## [Brief]
Copy each line of the records that holds the string "decreasing".

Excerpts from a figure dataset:
start

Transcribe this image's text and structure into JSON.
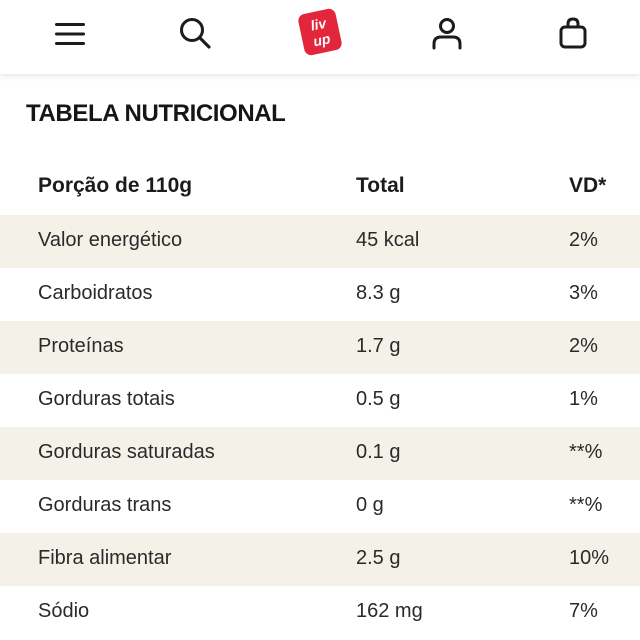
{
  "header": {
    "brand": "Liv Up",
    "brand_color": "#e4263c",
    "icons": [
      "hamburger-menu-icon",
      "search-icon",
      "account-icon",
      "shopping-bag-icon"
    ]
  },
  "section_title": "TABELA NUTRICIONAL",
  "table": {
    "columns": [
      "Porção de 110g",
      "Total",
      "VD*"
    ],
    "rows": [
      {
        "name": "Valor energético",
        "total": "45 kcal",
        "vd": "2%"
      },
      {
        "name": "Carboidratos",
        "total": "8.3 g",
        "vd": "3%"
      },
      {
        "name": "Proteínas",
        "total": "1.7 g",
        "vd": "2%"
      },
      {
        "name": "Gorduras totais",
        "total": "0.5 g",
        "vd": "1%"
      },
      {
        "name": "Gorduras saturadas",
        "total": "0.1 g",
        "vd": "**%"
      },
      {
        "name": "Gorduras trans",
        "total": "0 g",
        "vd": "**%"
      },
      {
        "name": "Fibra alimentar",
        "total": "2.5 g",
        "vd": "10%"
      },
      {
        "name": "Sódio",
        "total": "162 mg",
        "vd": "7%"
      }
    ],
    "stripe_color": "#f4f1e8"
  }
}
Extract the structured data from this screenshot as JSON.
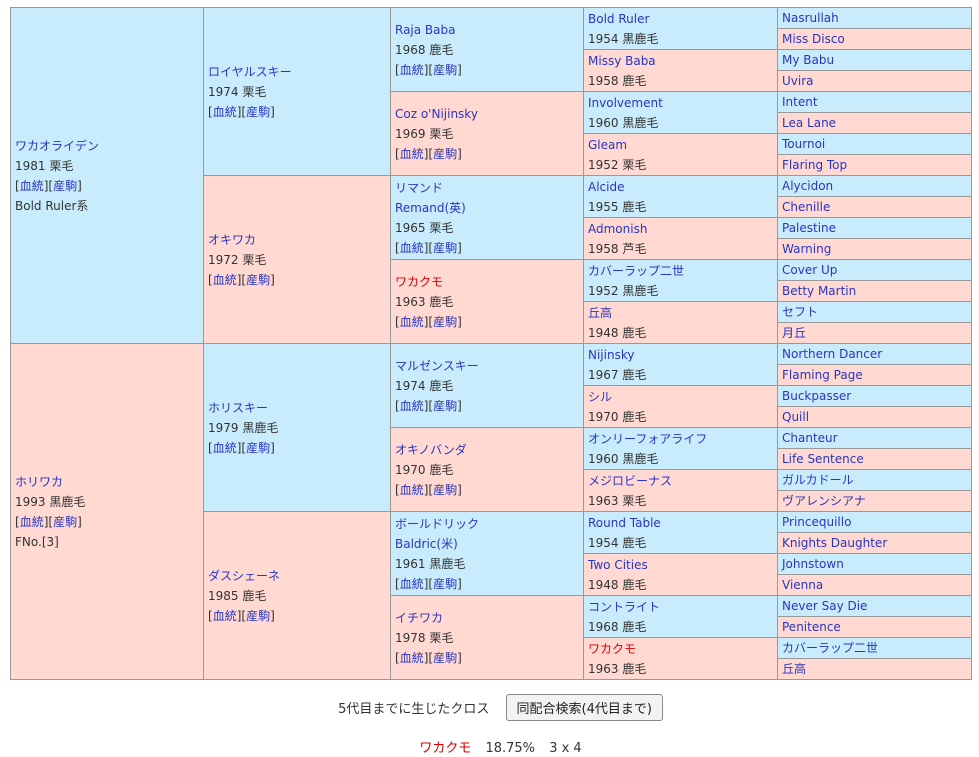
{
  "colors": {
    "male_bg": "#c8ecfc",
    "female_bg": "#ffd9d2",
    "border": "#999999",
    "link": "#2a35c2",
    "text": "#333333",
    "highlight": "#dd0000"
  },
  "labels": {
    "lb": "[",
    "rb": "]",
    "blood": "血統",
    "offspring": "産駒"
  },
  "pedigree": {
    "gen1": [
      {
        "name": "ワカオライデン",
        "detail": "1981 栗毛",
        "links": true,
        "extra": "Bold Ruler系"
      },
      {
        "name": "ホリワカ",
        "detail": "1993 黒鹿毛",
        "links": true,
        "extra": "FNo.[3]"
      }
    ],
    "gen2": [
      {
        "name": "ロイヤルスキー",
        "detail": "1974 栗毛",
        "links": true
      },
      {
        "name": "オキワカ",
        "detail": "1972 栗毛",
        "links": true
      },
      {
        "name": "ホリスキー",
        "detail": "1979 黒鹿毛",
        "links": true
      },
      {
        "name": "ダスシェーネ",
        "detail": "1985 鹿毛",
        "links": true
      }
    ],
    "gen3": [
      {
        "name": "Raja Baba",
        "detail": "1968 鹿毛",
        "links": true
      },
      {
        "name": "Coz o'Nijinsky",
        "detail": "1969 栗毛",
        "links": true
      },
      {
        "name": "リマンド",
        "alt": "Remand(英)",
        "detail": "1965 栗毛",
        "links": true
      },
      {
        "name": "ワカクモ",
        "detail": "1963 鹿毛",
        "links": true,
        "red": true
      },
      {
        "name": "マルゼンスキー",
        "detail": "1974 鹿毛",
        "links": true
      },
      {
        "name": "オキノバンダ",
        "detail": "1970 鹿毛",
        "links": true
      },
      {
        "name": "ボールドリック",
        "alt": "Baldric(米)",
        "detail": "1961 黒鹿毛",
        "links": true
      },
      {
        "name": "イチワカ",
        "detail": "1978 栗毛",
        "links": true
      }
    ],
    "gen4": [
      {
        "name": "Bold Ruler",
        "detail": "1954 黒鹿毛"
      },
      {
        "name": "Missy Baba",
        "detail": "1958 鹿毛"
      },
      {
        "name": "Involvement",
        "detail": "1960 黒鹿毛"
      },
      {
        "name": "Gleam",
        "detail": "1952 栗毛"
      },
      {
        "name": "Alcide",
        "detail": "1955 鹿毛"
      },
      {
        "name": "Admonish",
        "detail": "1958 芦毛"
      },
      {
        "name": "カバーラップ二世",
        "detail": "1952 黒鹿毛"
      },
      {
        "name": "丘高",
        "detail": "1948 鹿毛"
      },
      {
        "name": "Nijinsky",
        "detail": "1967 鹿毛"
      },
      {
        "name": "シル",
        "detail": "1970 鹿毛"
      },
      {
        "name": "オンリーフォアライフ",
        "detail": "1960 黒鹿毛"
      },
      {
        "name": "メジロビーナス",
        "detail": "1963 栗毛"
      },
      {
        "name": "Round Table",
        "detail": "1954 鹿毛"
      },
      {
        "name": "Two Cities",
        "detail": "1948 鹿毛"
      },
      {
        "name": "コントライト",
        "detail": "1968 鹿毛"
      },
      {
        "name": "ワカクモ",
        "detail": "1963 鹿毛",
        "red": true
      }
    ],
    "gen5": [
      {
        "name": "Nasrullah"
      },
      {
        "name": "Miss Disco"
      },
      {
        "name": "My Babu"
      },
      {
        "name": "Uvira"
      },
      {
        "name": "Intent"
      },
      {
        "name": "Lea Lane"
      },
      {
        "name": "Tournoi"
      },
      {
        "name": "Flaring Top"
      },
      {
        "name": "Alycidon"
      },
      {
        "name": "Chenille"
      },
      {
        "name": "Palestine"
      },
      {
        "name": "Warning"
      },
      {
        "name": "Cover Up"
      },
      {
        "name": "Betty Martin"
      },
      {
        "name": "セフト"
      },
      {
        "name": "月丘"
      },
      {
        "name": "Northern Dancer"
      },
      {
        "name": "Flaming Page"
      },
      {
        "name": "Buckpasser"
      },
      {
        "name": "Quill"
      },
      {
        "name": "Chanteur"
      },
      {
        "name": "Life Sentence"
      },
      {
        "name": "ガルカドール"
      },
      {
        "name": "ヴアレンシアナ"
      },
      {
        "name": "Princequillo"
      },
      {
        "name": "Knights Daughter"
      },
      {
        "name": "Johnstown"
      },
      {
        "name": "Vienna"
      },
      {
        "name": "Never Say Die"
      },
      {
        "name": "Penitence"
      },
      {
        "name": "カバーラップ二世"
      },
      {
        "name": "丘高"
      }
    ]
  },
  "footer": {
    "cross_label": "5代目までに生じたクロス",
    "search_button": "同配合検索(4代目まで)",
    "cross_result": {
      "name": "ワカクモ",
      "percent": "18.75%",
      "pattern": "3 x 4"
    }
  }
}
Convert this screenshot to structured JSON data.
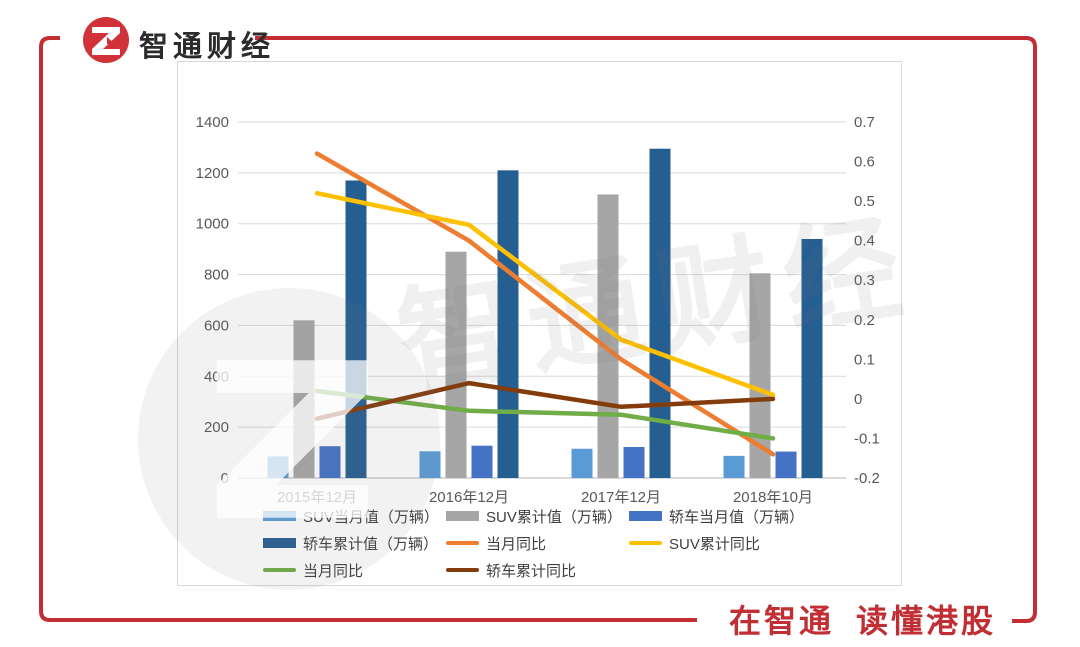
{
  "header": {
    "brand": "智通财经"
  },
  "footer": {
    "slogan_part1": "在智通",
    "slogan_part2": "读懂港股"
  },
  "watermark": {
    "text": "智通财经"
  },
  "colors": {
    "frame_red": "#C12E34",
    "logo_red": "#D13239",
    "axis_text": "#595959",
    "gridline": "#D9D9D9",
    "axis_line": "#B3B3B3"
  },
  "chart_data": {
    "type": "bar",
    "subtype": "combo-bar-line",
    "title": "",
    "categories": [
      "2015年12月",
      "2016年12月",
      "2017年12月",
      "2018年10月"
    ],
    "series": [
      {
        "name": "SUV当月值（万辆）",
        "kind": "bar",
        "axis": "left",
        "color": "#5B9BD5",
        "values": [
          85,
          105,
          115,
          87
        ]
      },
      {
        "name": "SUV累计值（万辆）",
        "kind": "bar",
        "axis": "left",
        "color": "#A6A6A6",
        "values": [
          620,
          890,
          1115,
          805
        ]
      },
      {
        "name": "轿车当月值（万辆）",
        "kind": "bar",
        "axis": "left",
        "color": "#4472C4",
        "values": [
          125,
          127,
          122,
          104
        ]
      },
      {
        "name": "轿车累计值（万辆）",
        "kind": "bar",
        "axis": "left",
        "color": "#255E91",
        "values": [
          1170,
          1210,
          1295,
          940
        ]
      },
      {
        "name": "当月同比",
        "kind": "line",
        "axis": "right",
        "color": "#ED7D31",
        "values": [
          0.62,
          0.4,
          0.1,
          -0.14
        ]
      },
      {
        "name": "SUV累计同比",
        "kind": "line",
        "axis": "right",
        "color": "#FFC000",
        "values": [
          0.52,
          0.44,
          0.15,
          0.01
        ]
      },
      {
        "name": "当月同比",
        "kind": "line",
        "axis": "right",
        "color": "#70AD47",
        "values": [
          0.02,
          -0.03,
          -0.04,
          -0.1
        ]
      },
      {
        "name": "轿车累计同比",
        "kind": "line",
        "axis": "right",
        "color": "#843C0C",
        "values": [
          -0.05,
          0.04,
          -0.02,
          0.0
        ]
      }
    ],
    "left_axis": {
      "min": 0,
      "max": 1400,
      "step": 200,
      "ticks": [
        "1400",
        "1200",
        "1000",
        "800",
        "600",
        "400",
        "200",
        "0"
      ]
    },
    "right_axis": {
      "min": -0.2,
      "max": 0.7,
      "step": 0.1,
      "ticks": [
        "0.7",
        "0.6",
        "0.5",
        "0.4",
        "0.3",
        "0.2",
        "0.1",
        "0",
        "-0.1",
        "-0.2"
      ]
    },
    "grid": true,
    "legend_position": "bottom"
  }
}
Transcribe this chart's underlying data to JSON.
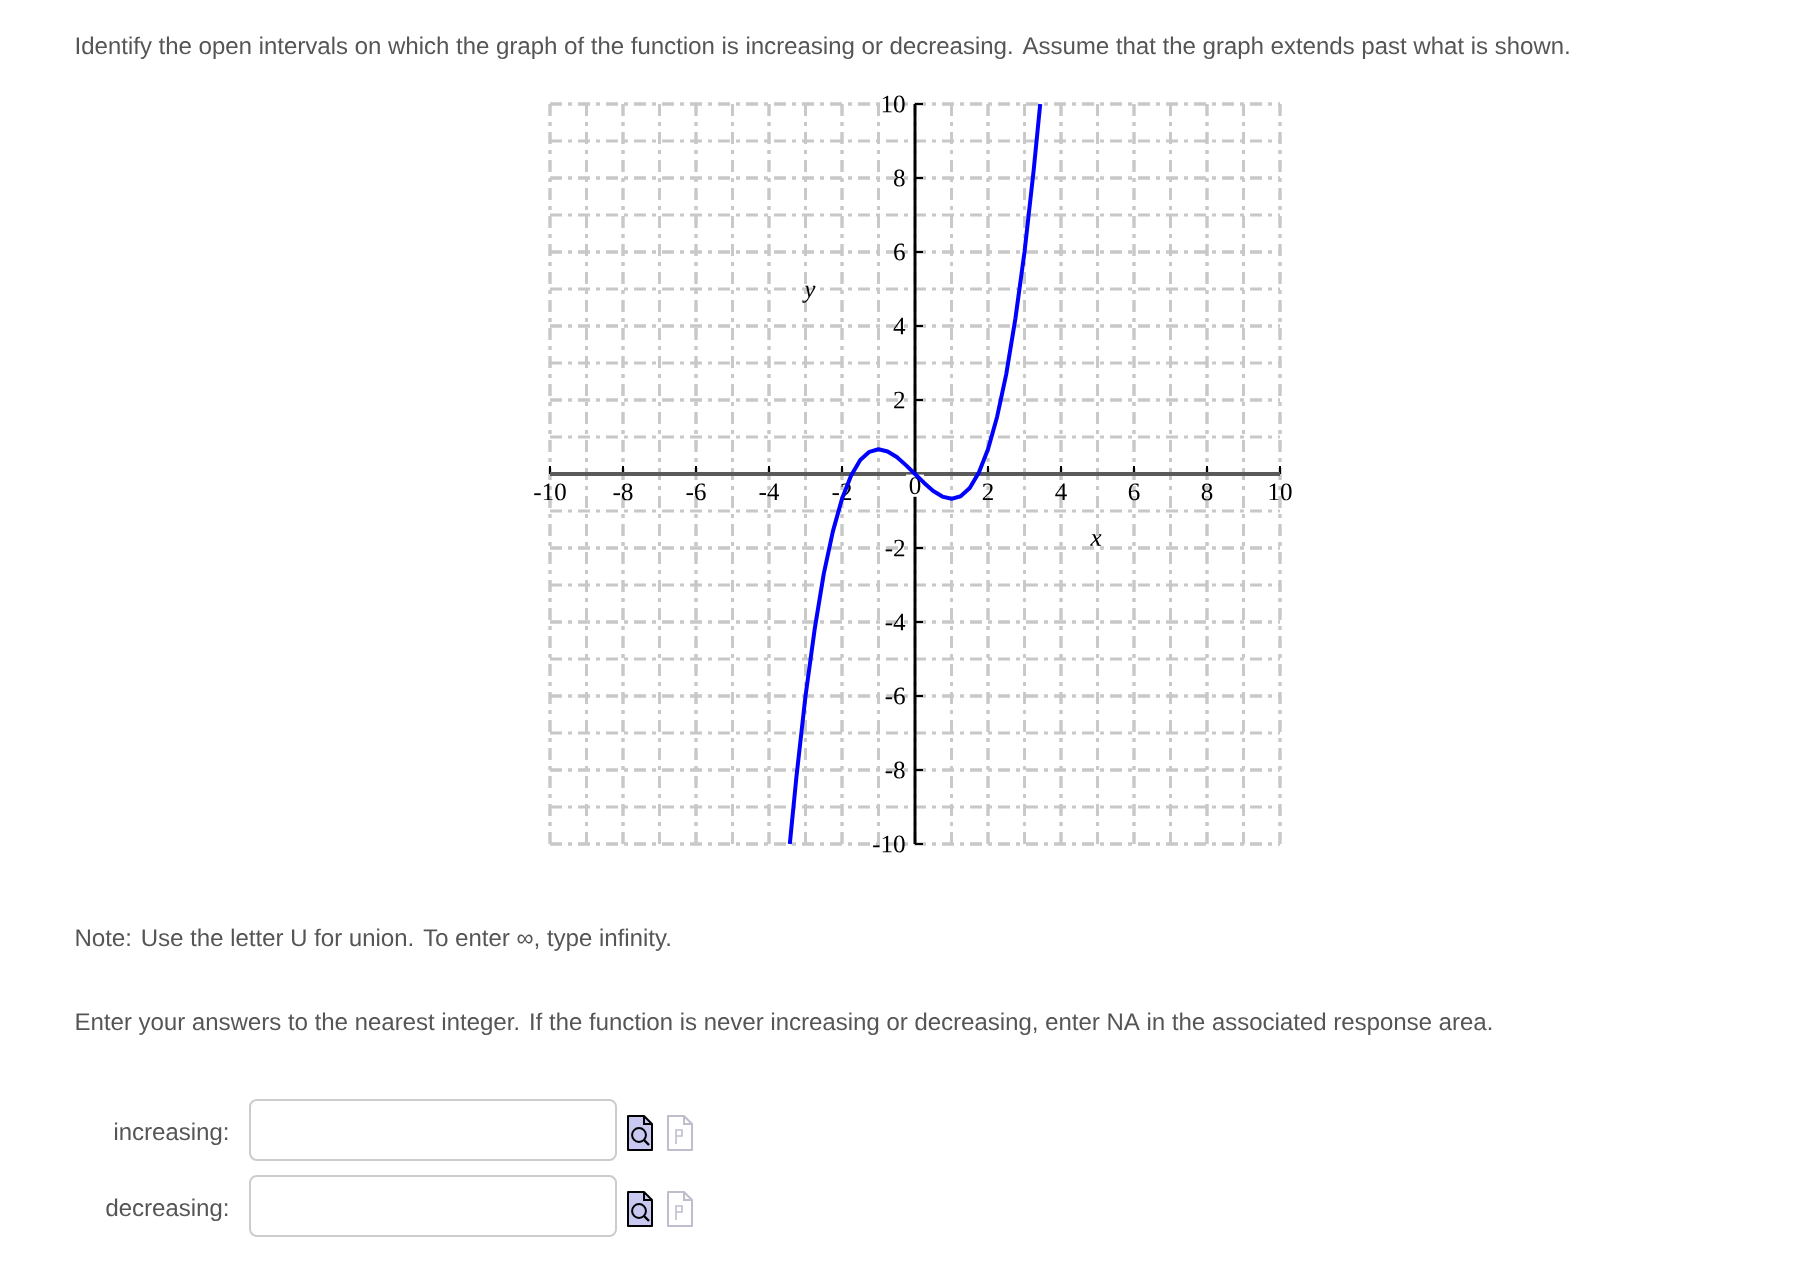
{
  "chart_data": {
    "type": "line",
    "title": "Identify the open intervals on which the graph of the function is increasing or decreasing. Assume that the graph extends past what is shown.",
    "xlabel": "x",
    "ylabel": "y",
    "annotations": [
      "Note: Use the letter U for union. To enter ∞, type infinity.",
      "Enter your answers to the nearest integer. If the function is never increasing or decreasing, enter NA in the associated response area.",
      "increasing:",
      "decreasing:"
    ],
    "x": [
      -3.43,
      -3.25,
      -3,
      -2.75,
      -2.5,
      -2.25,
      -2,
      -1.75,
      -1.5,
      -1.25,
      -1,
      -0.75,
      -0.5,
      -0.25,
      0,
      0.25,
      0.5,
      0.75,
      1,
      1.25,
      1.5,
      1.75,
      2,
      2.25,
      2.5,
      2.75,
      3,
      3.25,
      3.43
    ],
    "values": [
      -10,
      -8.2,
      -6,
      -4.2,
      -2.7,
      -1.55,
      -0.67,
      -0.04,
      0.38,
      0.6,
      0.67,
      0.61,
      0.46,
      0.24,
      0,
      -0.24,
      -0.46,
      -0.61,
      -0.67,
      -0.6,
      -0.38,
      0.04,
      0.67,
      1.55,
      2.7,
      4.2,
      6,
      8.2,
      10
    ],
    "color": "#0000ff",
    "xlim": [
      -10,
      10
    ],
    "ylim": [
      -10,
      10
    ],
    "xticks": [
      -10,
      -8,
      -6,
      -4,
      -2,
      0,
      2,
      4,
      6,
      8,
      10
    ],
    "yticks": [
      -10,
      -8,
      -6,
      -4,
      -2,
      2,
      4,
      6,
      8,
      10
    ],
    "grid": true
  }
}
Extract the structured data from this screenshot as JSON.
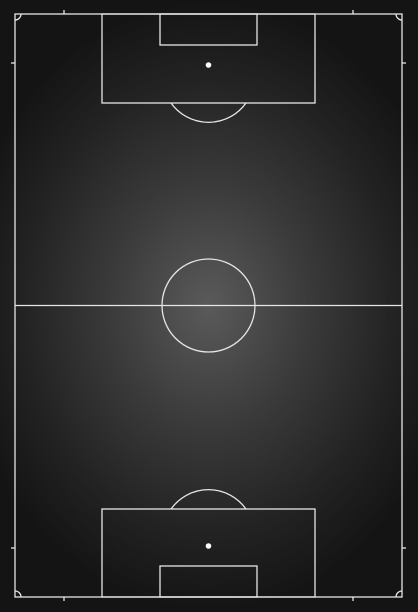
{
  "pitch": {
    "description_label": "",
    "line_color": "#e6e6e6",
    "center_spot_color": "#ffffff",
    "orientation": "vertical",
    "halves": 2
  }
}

end

## [Written solution]
    "title": "Identify the open intervals on which the graph of the function is increasing or decreasing. Assume that the graph extends past what is shown.",
      "Enter your answers to the nearest integer. If the function is never increasing or decreasing, enter NA in the associated response area.",
      "decreasing:"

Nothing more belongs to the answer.